*Given problem:* Report all lines from the entries below in which "MediBang" appears.

*Extracted records:*
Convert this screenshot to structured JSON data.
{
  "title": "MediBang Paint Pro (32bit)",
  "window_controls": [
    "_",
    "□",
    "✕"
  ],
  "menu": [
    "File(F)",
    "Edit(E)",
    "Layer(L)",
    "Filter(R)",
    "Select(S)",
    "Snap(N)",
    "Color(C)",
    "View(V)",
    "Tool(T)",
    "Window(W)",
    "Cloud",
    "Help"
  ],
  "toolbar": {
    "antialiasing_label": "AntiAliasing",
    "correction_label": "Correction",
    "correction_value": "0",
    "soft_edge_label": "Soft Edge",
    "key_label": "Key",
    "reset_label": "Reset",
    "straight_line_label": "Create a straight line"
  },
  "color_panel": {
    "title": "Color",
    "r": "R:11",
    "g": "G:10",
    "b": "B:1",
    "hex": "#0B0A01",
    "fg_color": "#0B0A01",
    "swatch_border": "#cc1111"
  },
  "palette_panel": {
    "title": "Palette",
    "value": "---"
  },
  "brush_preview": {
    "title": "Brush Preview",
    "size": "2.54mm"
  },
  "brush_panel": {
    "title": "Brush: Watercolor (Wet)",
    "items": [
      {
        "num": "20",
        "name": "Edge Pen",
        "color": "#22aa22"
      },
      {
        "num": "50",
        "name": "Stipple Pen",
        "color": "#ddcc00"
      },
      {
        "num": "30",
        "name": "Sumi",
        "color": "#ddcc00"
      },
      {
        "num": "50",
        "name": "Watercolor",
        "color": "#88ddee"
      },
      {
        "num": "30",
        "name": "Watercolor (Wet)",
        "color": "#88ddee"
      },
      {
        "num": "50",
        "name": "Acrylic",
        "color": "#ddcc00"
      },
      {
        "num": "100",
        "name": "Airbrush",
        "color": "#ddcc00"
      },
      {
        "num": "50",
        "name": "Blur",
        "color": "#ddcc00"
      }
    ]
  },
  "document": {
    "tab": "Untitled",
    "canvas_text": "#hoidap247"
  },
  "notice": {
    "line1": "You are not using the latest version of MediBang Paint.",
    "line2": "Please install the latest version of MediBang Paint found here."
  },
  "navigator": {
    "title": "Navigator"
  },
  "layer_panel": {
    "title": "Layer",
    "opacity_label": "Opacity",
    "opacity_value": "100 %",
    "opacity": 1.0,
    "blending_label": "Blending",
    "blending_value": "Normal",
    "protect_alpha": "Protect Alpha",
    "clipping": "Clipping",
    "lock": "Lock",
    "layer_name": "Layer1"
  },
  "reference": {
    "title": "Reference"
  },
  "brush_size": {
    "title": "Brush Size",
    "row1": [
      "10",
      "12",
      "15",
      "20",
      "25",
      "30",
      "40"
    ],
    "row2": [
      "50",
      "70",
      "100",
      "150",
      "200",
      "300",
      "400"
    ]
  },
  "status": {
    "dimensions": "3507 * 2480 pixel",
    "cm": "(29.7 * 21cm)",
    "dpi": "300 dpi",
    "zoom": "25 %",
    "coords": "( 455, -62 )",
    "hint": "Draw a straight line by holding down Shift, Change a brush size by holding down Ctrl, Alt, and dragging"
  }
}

*Exercise result:*
  "title": "MediBang Paint Pro (32bit)",
    "line1": "You are not using the latest version of MediBang Paint.",
    "line2": "Please install the latest version of MediBang Paint found here."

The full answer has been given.